◆ WRITTEN REQUEST
Gather each line in the entries that includes the string "underlying".
[Start of DATA LINES]
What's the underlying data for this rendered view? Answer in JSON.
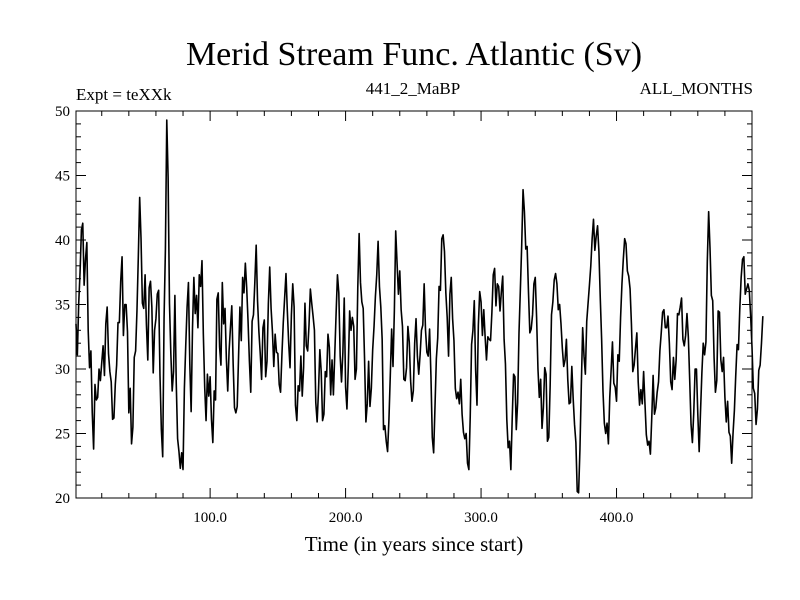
{
  "chart_data": {
    "type": "line",
    "title": "Merid Stream Func. Atlantic (Sv)",
    "left_note": "Expt = teXXk",
    "center_note": "441_2_MaBP",
    "right_note": "ALL_MONTHS",
    "xlabel": "Time (in years since start)",
    "ylabel": "",
    "xlim": [
      1,
      500
    ],
    "ylim": [
      20,
      50
    ],
    "x_ticks": [
      100,
      200,
      300,
      400
    ],
    "x_tick_labels": [
      "100.0",
      "200.0",
      "300.0",
      "400.0"
    ],
    "y_ticks": [
      20,
      25,
      30,
      35,
      40,
      45,
      50
    ],
    "y_tick_labels": [
      "20",
      "25",
      "30",
      "35",
      "40",
      "45",
      "50"
    ],
    "grid": false,
    "series": [
      {
        "name": "Merid Stream Func. Atlantic",
        "x_start": 1,
        "x_step": 1,
        "values": [
          33.5,
          31.1,
          35.1,
          37.5,
          40.8,
          41.3,
          36.5,
          38.5,
          39.8,
          33.0,
          30.1,
          31.4,
          26.6,
          23.8,
          28.8,
          27.6,
          27.8,
          30.0,
          29.1,
          30.5,
          31.8,
          29.5,
          33.5,
          34.8,
          31.2,
          29.8,
          29.0,
          26.1,
          26.2,
          28.8,
          30.3,
          33.6,
          33.6,
          36.8,
          38.7,
          32.6,
          35.0,
          35.0,
          32.9,
          26.6,
          28.5,
          24.2,
          25.5,
          30.9,
          31.4,
          34.5,
          38.7,
          43.3,
          40.1,
          35.1,
          34.7,
          37.3,
          33.4,
          30.7,
          36.3,
          36.8,
          34.8,
          29.7,
          33.0,
          33.9,
          35.8,
          36.1,
          29.5,
          25.3,
          23.2,
          33.9,
          39.3,
          49.3,
          44.8,
          35.1,
          31.2,
          28.3,
          29.8,
          35.7,
          28.9,
          24.6,
          23.6,
          22.3,
          23.5,
          22.2,
          28.5,
          31.8,
          34.8,
          36.7,
          30.4,
          26.7,
          33.2,
          37.1,
          34.3,
          35.7,
          33.2,
          37.3,
          36.4,
          38.4,
          32.7,
          28.6,
          26.0,
          29.6,
          27.9,
          29.4,
          26.1,
          24.3,
          28.3,
          27.6,
          35.4,
          35.9,
          31.7,
          30.3,
          36.7,
          33.5,
          34.7,
          30.8,
          28.3,
          31.4,
          33.2,
          34.9,
          30.4,
          27.0,
          26.6,
          27.1,
          31.0,
          34.8,
          32.2,
          37.1,
          35.9,
          38.2,
          36.3,
          33.7,
          30.6,
          28.2,
          33.7,
          34.2,
          36.7,
          39.6,
          35.3,
          32.9,
          31.2,
          29.2,
          33.2,
          33.8,
          29.4,
          30.6,
          35.1,
          37.9,
          34.7,
          32.9,
          30.2,
          32.7,
          31.3,
          31.2,
          28.8,
          28.2,
          31.1,
          33.6,
          35.5,
          37.4,
          34.5,
          32.0,
          30.1,
          34.2,
          36.6,
          34.8,
          27.2,
          26.0,
          28.7,
          28.3,
          31.0,
          27.9,
          30.1,
          35.1,
          31.8,
          31.4,
          33.4,
          36.2,
          35.1,
          34.1,
          33.0,
          27.4,
          25.9,
          28.3,
          31.5,
          29.8,
          26.0,
          26.5,
          29.8,
          29.4,
          32.7,
          31.7,
          28.0,
          30.7,
          28.0,
          31.1,
          34.3,
          37.3,
          35.9,
          31.0,
          29.0,
          31.3,
          35.5,
          28.6,
          26.9,
          30.2,
          34.5,
          33.0,
          34.0,
          33.3,
          29.2,
          30.0,
          36.3,
          40.5,
          36.7,
          35.2,
          34.7,
          30.8,
          25.9,
          27.3,
          30.6,
          27.1,
          28.5,
          31.5,
          33.3,
          35.6,
          37.3,
          39.9,
          36.4,
          34.8,
          32.3,
          25.3,
          25.6,
          24.4,
          23.6,
          26.1,
          29.5,
          33.1,
          30.2,
          34.5,
          40.7,
          38.2,
          35.8,
          37.6,
          34.6,
          33.3,
          29.2,
          29.1,
          30.1,
          33.3,
          32.1,
          29.1,
          27.5,
          28.3,
          32.0,
          33.9,
          31.0,
          29.6,
          31.1,
          33.0,
          33.4,
          36.6,
          33.0,
          31.3,
          31.0,
          33.1,
          29.5,
          24.7,
          23.5,
          27.1,
          30.8,
          32.4,
          36.4,
          36.1,
          40.1,
          40.4,
          39.1,
          35.9,
          34.0,
          31.0,
          35.8,
          37.1,
          33.9,
          32.2,
          28.5,
          27.7,
          28.2,
          27.3,
          29.2,
          26.5,
          25.1,
          24.6,
          25.0,
          22.7,
          22.2,
          26.3,
          31.9,
          33.0,
          35.3,
          29.9,
          27.2,
          33.4,
          36.0,
          35.2,
          32.6,
          34.6,
          32.5,
          30.7,
          32.5,
          32.3,
          32.2,
          34.4,
          37.3,
          37.8,
          34.9,
          36.6,
          36.4,
          34.5,
          36.0,
          37.2,
          32.3,
          30.4,
          26.1,
          23.9,
          24.4,
          22.2,
          26.2,
          29.6,
          29.4,
          25.3,
          27.4,
          32.8,
          36.1,
          39.6,
          43.9,
          42.2,
          39.3,
          39.5,
          36.0,
          32.8,
          33.1,
          34.2,
          36.6,
          37.1,
          34.0,
          30.0,
          27.8,
          29.2,
          25.4,
          27.0,
          30.1,
          29.6,
          24.4,
          24.7,
          28.7,
          34.2,
          35.2,
          36.9,
          37.4,
          36.6,
          34.6,
          35.0,
          33.5,
          31.6,
          30.2,
          30.7,
          32.3,
          29.2,
          27.3,
          27.4,
          30.2,
          27.7,
          25.7,
          24.3,
          20.5,
          20.4,
          23.8,
          28.7,
          33.2,
          31.0,
          29.6,
          33.7,
          35.1,
          36.5,
          38.0,
          40.1,
          41.6,
          39.2,
          40.3,
          41.1,
          39.1,
          35.5,
          32.3,
          28.3,
          25.8,
          25.0,
          25.8,
          24.2,
          27.8,
          29.9,
          32.1,
          28.9,
          28.6,
          27.5,
          31.1,
          30.6,
          34.0,
          36.6,
          38.5,
          40.1,
          39.7,
          37.6,
          37.2,
          36.2,
          33.5,
          29.8,
          30.3,
          31.6,
          32.8,
          29.0,
          27.2,
          28.4,
          27.3,
          29.8,
          27.3,
          24.9,
          24.1,
          24.4,
          23.4,
          26.2,
          29.5,
          26.5,
          27.0,
          28.2,
          29.0,
          31.4,
          32.8,
          34.4,
          34.6,
          33.2,
          33.2,
          34.1,
          32.0,
          29.0,
          28.4,
          30.9,
          29.2,
          30.7,
          34.3,
          34.2,
          34.8,
          35.5,
          32.3,
          31.8,
          32.6,
          34.3,
          32.5,
          29.2,
          25.7,
          24.3,
          26.6,
          30.0,
          30.0,
          26.5,
          23.6,
          26.7,
          29.7,
          32.0,
          31.1,
          32.1,
          38.3,
          42.2,
          39.4,
          35.7,
          35.3,
          30.9,
          28.2,
          29.1,
          34.5,
          34.4,
          30.7,
          29.8,
          30.9,
          27.8,
          25.9,
          27.5,
          25.1,
          24.8,
          22.7,
          25.0,
          26.8,
          29.5,
          31.9,
          31.5,
          34.7,
          37.1,
          38.5,
          38.7,
          35.8,
          36.2,
          36.6,
          36.1,
          34.1,
          31.7,
          28.5,
          28.1,
          25.7,
          26.9,
          29.9,
          30.3,
          32.0,
          34.1
        ]
      }
    ]
  }
}
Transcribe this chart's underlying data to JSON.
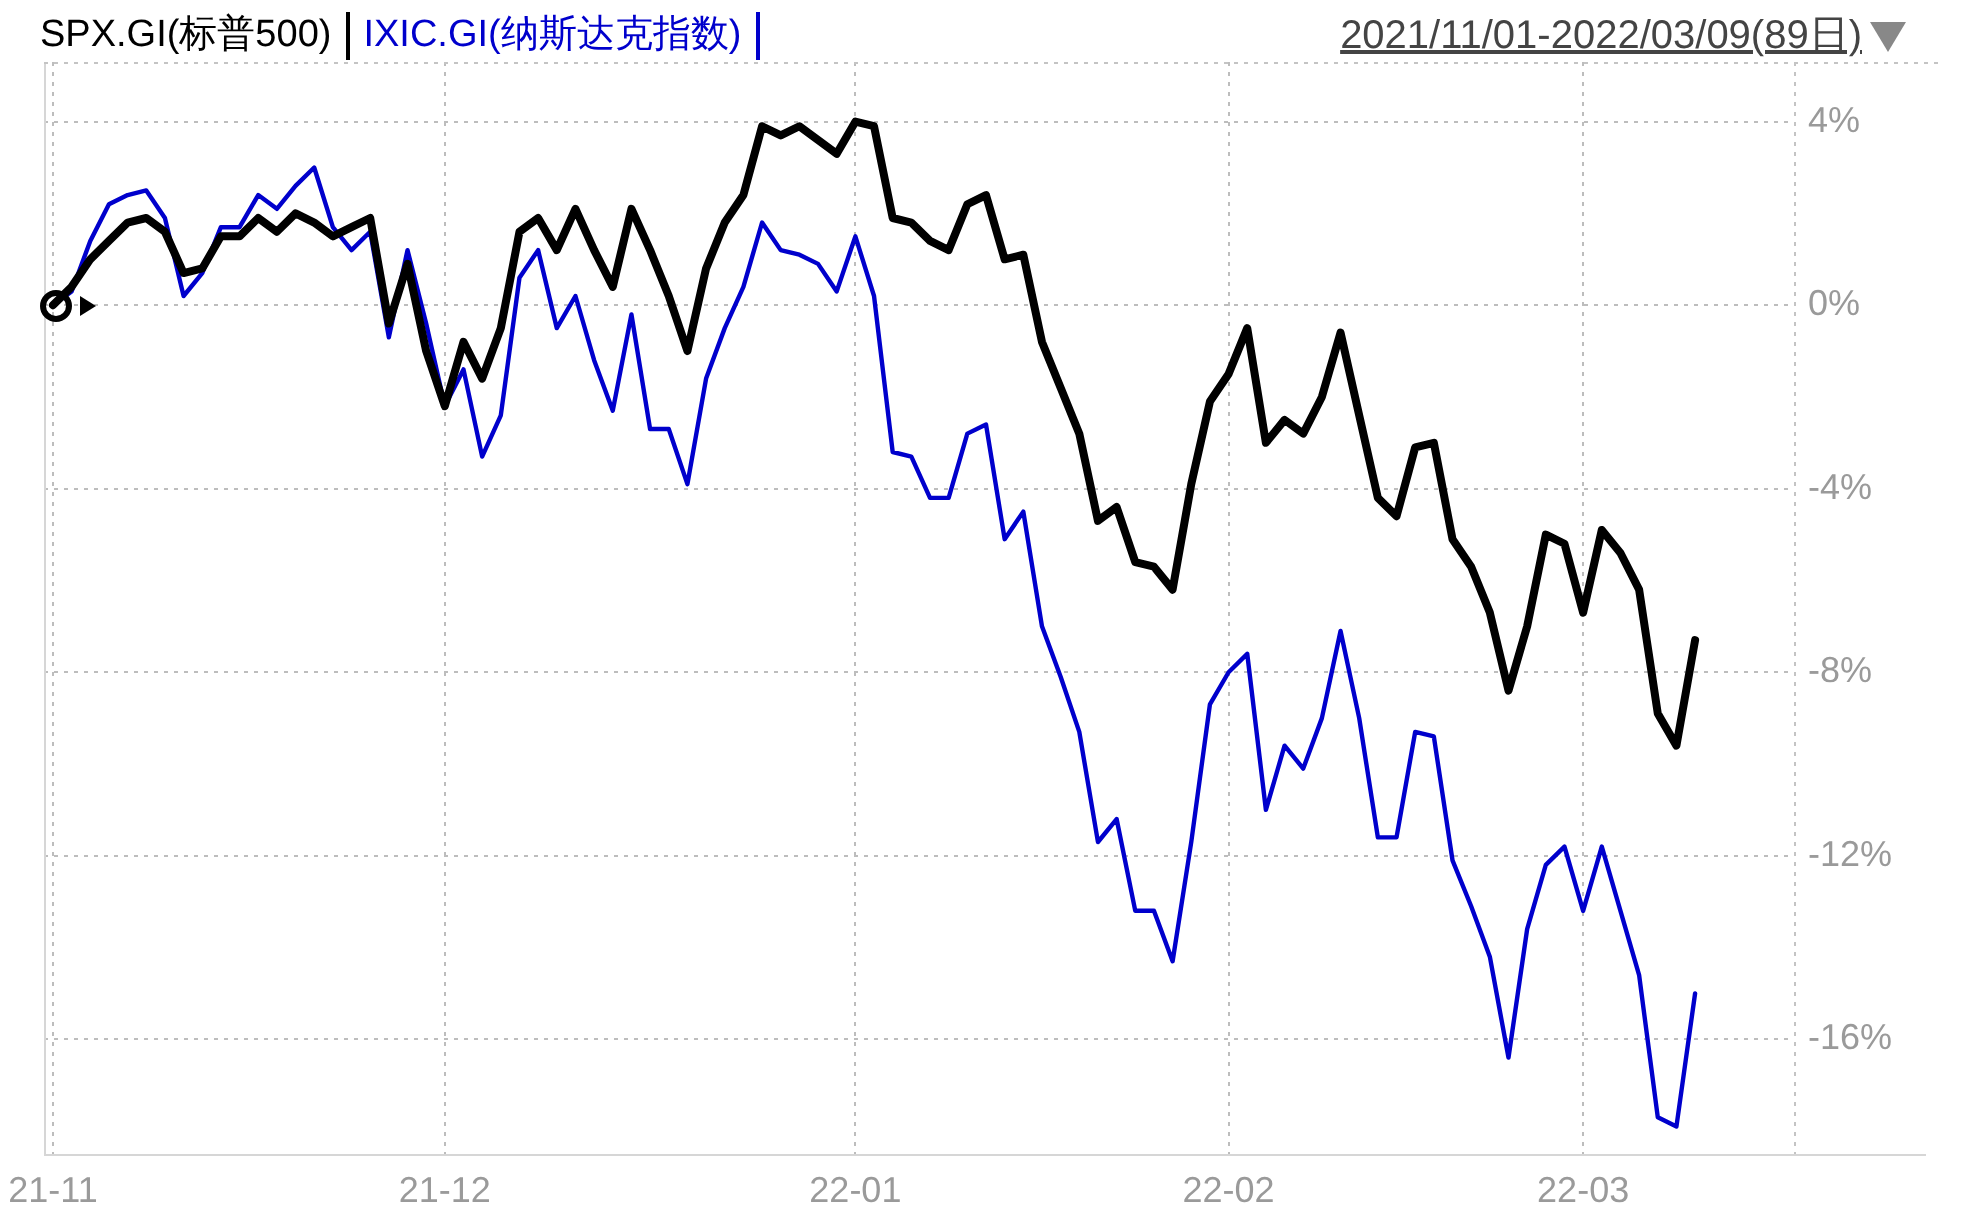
{
  "chart_data": {
    "type": "line",
    "categories": [
      "21-11",
      null,
      null,
      null,
      null,
      null,
      null,
      null,
      null,
      null,
      null,
      null,
      null,
      null,
      null,
      null,
      null,
      null,
      null,
      null,
      null,
      "21-12",
      null,
      null,
      null,
      null,
      null,
      null,
      null,
      null,
      null,
      null,
      null,
      null,
      null,
      null,
      null,
      null,
      null,
      null,
      null,
      null,
      null,
      "22-01",
      null,
      null,
      null,
      null,
      null,
      null,
      null,
      null,
      null,
      null,
      null,
      null,
      null,
      null,
      null,
      null,
      null,
      null,
      null,
      "22-02",
      null,
      null,
      null,
      null,
      null,
      null,
      null,
      null,
      null,
      null,
      null,
      null,
      null,
      null,
      null,
      null,
      null,
      null,
      "22-03",
      null,
      null,
      null,
      null,
      null,
      null
    ],
    "series": [
      {
        "name": "SPX.GI(标普500)",
        "color": "#000000",
        "values": [
          0,
          0.4,
          1.0,
          1.4,
          1.8,
          1.9,
          1.6,
          0.7,
          0.8,
          1.5,
          1.5,
          1.9,
          1.6,
          2.0,
          1.8,
          1.5,
          1.7,
          1.9,
          -0.4,
          0.9,
          -1.0,
          -2.2,
          -0.8,
          -1.6,
          -0.5,
          1.6,
          1.9,
          1.2,
          2.1,
          1.2,
          0.4,
          2.1,
          1.2,
          0.2,
          -1.0,
          0.8,
          1.8,
          2.4,
          3.9,
          3.7,
          3.9,
          3.6,
          3.3,
          4.0,
          3.9,
          1.9,
          1.8,
          1.4,
          1.2,
          2.2,
          2.4,
          1.0,
          1.1,
          -0.8,
          -1.8,
          -2.8,
          -4.7,
          -4.4,
          -5.6,
          -5.7,
          -6.2,
          -3.9,
          -2.1,
          -1.5,
          -0.5,
          -3.0,
          -2.5,
          -2.8,
          -2.0,
          -0.6,
          -2.4,
          -4.2,
          -4.6,
          -3.1,
          -3.0,
          -5.1,
          -5.7,
          -6.7,
          -8.4,
          -7.0,
          -5.0,
          -5.2,
          -6.7,
          -4.9,
          -5.4,
          -6.2,
          -8.9,
          -9.6,
          -7.3
        ]
      },
      {
        "name": "IXIC.GI(纳斯达克指数)",
        "color": "#0000cc",
        "values": [
          0,
          0.3,
          1.4,
          2.2,
          2.4,
          2.5,
          1.9,
          0.2,
          0.7,
          1.7,
          1.7,
          2.4,
          2.1,
          2.6,
          3.0,
          1.7,
          1.2,
          1.6,
          -0.7,
          1.2,
          -0.4,
          -2.2,
          -1.4,
          -3.3,
          -2.4,
          0.6,
          1.2,
          -0.5,
          0.2,
          -1.2,
          -2.3,
          -0.2,
          -2.7,
          -2.7,
          -3.9,
          -1.6,
          -0.5,
          0.4,
          1.8,
          1.2,
          1.1,
          0.9,
          0.3,
          1.5,
          0.2,
          -3.2,
          -3.3,
          -4.2,
          -4.2,
          -2.8,
          -2.6,
          -5.1,
          -4.5,
          -7.0,
          -8.1,
          -9.3,
          -11.7,
          -11.2,
          -13.2,
          -13.2,
          -14.3,
          -11.7,
          -8.7,
          -8.0,
          -7.6,
          -11.0,
          -9.6,
          -10.1,
          -9.0,
          -7.1,
          -9.0,
          -11.6,
          -11.6,
          -9.3,
          -9.4,
          -12.1,
          -13.1,
          -14.2,
          -16.4,
          -13.6,
          -12.2,
          -11.8,
          -13.2,
          -11.8,
          -13.2,
          -14.6,
          -17.7,
          -17.9,
          -15.0
        ]
      }
    ],
    "ylim": [
      -18.5,
      5.3
    ],
    "yticks": [
      {
        "value": 4,
        "label": "4%"
      },
      {
        "value": 0,
        "label": "0%"
      },
      {
        "value": -4,
        "label": "-4%"
      },
      {
        "value": -8,
        "label": "-8%"
      },
      {
        "value": -12,
        "label": "-12%"
      },
      {
        "value": -16,
        "label": "-16%"
      }
    ],
    "annotations": [
      "2021/11/01-2022/03/09(89日)"
    ],
    "grid": true,
    "legend": "top left",
    "marker": "none",
    "line_style": "solid"
  }
}
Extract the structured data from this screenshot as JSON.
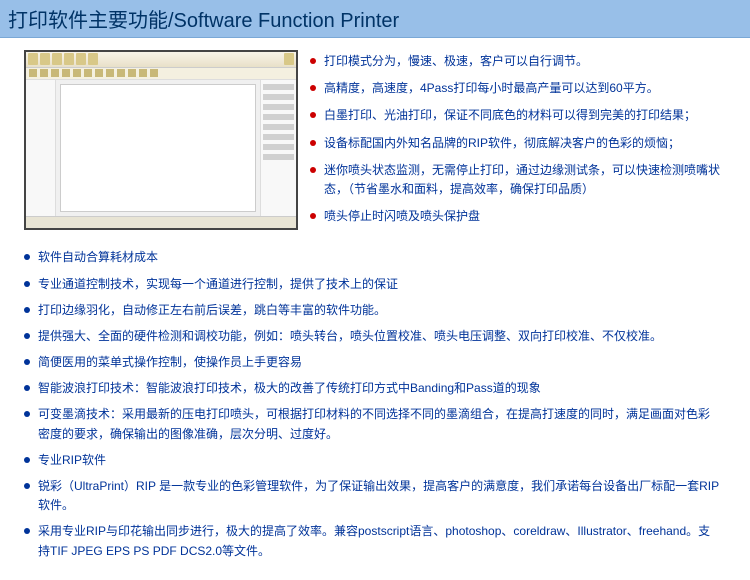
{
  "header": {
    "title": "打印软件主要功能/Software Function Printer"
  },
  "colors": {
    "header_bg": "#98bfe8",
    "header_text": "#003366",
    "red_bullet": "#cc0000",
    "blue_bullet": "#003399",
    "text_color": "#003399"
  },
  "right_items": [
    "打印模式分为，慢速、极速，客户可以自行调节。",
    "高精度，高速度，4Pass打印每小时最高产量可以达到60平方。",
    "白墨打印、光油打印，保证不同底色的材料可以得到完美的打印结果；",
    "设备标配国内外知名品牌的RIP软件，彻底解决客户的色彩的烦恼；",
    "迷你喷头状态监测，无需停止打印，通过边缘测试条，可以快速检测喷嘴状态，（节省墨水和面料，提高效率，确保打印品质）",
    "喷头停止时闪喷及喷头保护盘"
  ],
  "bottom_items": [
    "软件自动合算耗材成本",
    "专业通道控制技术，实现每一个通道进行控制，提供了技术上的保证",
    "打印边缘羽化，自动修正左右前后误差，跳白等丰富的软件功能。",
    "提供强大、全面的硬件检测和调校功能，例如：喷头转台，喷头位置校准、喷头电压调整、双向打印校准、不仅校准。",
    "简便医用的菜单式操作控制，使操作员上手更容易",
    "智能波浪打印技术：智能波浪打印技术，极大的改善了传统打印方式中Banding和Pass道的现象",
    "可变墨滴技术：采用最新的压电打印喷头，可根据打印材料的不同选择不同的墨滴组合，在提高打速度的同时，满足画面对色彩密度的要求，确保输出的图像准确，层次分明、过度好。",
    "专业RIP软件",
    "锐彩（UltraPrint）RIP 是一款专业的色彩管理软件，为了保证输出效果，提高客户的满意度，我们承诺每台设备出厂标配一套RIP软件。",
    "采用专业RIP与印花输出同步进行，极大的提高了效率。兼容postscript语言、photoshop、coreldraw、Illustrator、freehand。支持TIF JPEG EPS PS PDF DCS2.0等文件。"
  ]
}
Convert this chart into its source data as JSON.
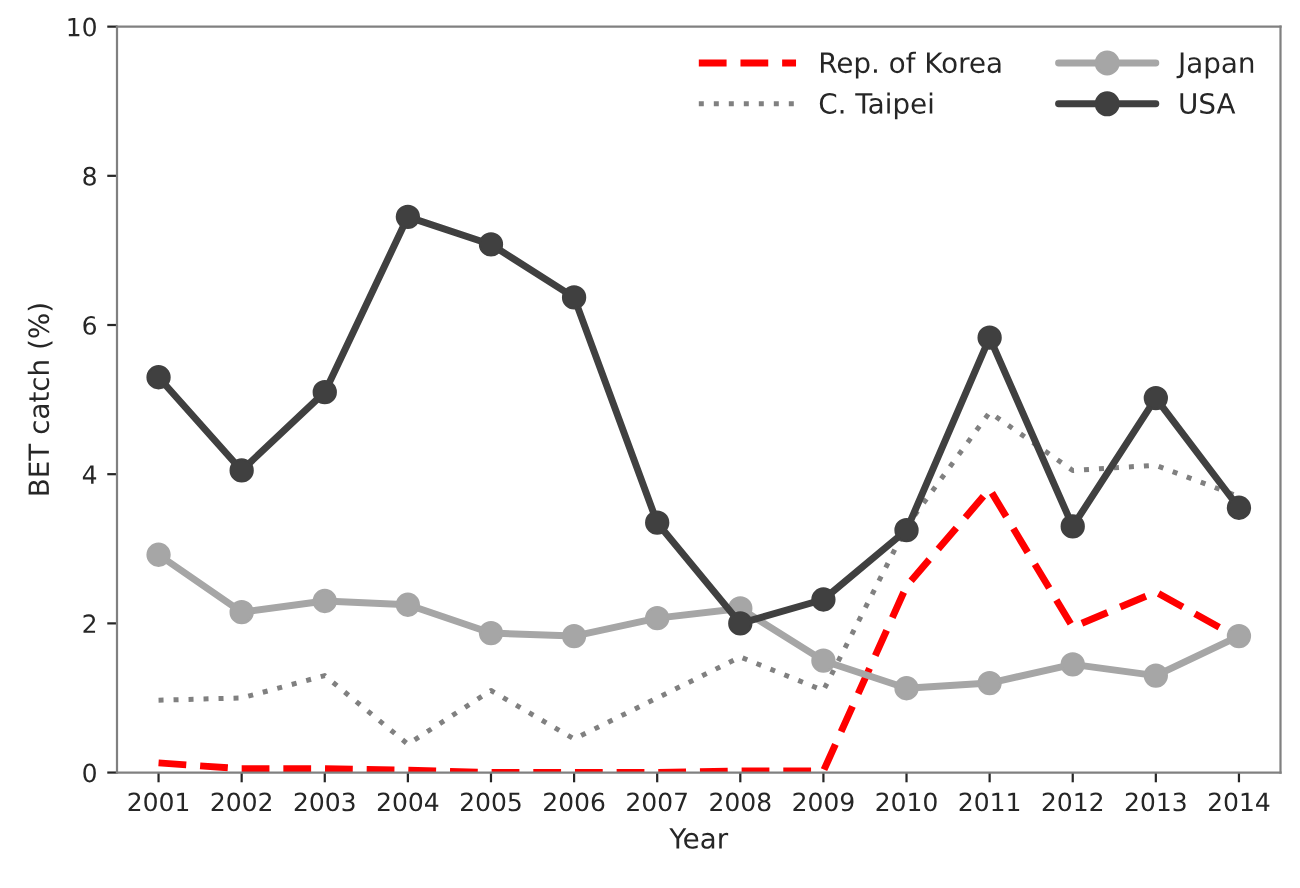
{
  "chart_data": {
    "type": "line",
    "xlabel": "Year",
    "ylabel": "BET catch (%)",
    "categories": [
      "2001",
      "2002",
      "2003",
      "2004",
      "2005",
      "2006",
      "2007",
      "2008",
      "2009",
      "2010",
      "2011",
      "2012",
      "2013",
      "2014"
    ],
    "series": [
      {
        "name": "Rep. of Korea",
        "color": "#ff0000",
        "line_style": "dashed",
        "marker": "none",
        "values": [
          0.13,
          0.05,
          0.05,
          0.03,
          0,
          0,
          0,
          0.02,
          0.02,
          2.5,
          3.8,
          1.95,
          2.42,
          1.8
        ]
      },
      {
        "name": "C. Taipei",
        "color": "#808080",
        "line_style": "dotted",
        "marker": "none",
        "values": [
          0.97,
          1.0,
          1.3,
          0.38,
          1.1,
          0.45,
          1.0,
          1.55,
          1.1,
          3.3,
          4.83,
          4.05,
          4.12,
          3.7
        ]
      },
      {
        "name": "Japan",
        "color": "#a6a6a6",
        "line_style": "solid",
        "marker": "circle",
        "values": [
          2.92,
          2.15,
          2.3,
          2.25,
          1.87,
          1.83,
          2.07,
          2.2,
          1.5,
          1.13,
          1.2,
          1.45,
          1.3,
          1.83
        ]
      },
      {
        "name": "USA",
        "color": "#404040",
        "line_style": "solid",
        "marker": "circle",
        "values": [
          5.3,
          4.05,
          5.1,
          7.45,
          7.08,
          6.37,
          3.35,
          2.0,
          2.32,
          3.25,
          5.83,
          3.3,
          5.02,
          3.55
        ]
      }
    ],
    "ylim": [
      0,
      10
    ],
    "yticks": [
      0,
      2,
      4,
      6,
      8,
      10
    ],
    "grid": false,
    "legend": "top right"
  }
}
[End of DATA LINES]
◆ RESPONSE TO THIS EXERCISE
What's the underlying data for this rendered view? Answer in JSON.
Transcribe this chart's underlying data to JSON.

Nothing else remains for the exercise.